╭──

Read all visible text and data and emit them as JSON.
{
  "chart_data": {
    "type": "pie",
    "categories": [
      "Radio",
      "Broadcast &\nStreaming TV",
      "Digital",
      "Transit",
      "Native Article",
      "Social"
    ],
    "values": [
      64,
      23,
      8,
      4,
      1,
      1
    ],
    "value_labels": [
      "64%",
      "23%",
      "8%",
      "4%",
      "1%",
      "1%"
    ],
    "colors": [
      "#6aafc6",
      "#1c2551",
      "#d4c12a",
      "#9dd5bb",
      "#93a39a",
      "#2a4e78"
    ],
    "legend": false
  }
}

╰──

_Exercise details_: Recopy the whole listing exactly.

_Full response_:
Read all visible text and data and emit them as JSON.
{
  "chart_data": {
    "type": "pie",
    "categories": [
      "Radio",
      "Broadcast &\nStreaming TV",
      "Digital",
      "Transit",
      "Native Article",
      "Social"
    ],
    "values": [
      64,
      23,
      8,
      4,
      1,
      1
    ],
    "value_labels": [
      "64%",
      "23%",
      "8%",
      "4%",
      "1%",
      "1%"
    ],
    "colors": [
      "#6aafc6",
      "#1c2551",
      "#d4c12a",
      "#9dd5bb",
      "#93a39a",
      "#2a4e78"
    ],
    "legend": false
  }
}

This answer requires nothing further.